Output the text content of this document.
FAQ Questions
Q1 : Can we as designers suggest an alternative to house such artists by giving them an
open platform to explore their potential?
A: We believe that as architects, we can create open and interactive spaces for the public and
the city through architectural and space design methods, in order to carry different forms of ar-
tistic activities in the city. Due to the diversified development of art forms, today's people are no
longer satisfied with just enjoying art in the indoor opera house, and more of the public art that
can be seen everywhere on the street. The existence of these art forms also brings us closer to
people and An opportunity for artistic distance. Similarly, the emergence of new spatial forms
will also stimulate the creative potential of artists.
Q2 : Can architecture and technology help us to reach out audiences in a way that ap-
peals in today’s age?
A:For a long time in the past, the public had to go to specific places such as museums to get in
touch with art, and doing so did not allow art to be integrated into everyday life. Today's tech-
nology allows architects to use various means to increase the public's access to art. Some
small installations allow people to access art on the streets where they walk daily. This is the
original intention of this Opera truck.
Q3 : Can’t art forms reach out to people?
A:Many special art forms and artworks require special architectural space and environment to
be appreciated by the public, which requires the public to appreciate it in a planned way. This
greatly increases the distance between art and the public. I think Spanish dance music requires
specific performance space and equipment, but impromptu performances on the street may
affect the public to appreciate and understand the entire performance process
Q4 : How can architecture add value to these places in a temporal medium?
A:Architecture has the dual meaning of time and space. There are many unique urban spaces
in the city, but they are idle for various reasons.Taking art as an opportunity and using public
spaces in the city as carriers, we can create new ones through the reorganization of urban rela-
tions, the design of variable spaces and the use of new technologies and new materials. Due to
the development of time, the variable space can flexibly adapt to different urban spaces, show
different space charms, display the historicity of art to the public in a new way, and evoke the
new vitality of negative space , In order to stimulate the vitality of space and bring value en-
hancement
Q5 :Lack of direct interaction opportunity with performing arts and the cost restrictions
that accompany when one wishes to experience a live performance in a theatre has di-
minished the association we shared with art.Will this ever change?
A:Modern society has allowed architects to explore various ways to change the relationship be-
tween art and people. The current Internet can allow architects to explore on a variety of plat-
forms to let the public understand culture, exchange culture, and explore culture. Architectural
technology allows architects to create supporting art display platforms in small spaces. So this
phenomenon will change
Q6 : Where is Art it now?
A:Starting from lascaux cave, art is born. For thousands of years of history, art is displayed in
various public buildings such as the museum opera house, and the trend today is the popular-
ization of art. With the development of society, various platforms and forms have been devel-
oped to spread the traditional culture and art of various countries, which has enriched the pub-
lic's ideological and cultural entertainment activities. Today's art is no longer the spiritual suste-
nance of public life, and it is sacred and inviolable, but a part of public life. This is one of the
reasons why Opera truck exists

##############################

[WHAT TO DO] Copy all lines from the material that include "different".

[TASK ANSWER]
the city through architectural and space design methods, in order to carry different forms of ar-
the development of time, the variable space can flexibly adapt to different urban spaces, show
different space charms, display the historicity of art to the public in a new way, and evoke the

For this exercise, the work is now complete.